_DIRECTIONS_
Both the line containing "Read this page and output its text content." and the last line of the listing are included: write out exactly the lines from one to the other.

** Start GIVEN DATA **

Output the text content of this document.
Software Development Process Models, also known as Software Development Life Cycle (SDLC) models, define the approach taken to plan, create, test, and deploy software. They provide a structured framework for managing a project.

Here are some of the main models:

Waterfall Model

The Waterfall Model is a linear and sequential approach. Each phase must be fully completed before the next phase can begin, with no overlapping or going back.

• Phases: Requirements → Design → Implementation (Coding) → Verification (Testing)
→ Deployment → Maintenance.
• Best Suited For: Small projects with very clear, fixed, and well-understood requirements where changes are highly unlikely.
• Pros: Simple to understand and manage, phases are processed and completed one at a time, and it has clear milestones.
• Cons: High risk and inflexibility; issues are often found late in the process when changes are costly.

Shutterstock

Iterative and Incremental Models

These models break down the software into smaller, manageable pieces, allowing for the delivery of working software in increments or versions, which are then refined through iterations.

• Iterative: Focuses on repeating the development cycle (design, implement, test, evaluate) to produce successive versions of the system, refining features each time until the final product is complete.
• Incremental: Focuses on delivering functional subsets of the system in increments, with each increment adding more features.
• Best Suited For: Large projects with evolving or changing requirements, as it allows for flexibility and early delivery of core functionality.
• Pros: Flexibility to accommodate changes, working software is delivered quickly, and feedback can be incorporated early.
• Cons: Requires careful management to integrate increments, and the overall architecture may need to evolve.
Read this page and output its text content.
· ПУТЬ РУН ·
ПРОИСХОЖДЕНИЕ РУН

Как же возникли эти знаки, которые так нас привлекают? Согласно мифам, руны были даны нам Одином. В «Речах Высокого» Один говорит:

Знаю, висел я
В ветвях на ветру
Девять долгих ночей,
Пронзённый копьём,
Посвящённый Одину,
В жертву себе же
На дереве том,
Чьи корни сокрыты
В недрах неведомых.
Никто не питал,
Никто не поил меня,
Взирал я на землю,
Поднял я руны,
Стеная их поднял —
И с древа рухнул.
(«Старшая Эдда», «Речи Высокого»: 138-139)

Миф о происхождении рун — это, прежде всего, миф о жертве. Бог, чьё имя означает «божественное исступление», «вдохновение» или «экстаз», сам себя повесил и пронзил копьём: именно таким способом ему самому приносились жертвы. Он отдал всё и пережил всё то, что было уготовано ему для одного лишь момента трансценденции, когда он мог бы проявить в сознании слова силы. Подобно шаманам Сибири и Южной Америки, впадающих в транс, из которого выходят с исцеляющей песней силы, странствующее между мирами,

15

** End GIVEN DATA **

_SOLUTION TO THIS EXERCISE_
Read this page and output its text content.
· ПУТЬ РУН ·
ПРОИСХОЖДЕНИЕ РУН

Как же возникли эти знаки, которые так нас привлекают? Согласно мифам, руны были даны нам Одином. В «Речах Высокого» Один говорит:

Знаю, висел я
В ветвях на ветру
Девять долгих ночей,
Пронзённый копьём,
Посвящённый Одину,
В жертву себе же
На дереве том,
Чьи корни сокрыты
В недрах неведомых.
Никто не питал,
Никто не поил меня,
Взирал я на землю,
Поднял я руны,
Стеная их поднял —
И с древа рухнул.
(«Старшая Эдда», «Речи Высокого»: 138-139)

Миф о происхождении рун — это, прежде всего, миф о жертве. Бог, чьё имя означает «божественное исступление», «вдохновение» или «экстаз», сам себя повесил и пронзил копьём: именно таким способом ему самому приносились жертвы. Он отдал всё и пережил всё то, что было уготовано ему для одного лишь момента трансценденции, когда он мог бы проявить в сознании слова силы. Подобно шаманам Сибири и Южной Америки, впадающих в транс, из которого выходят с исцеляющей песней силы, странствующее между мирами,

15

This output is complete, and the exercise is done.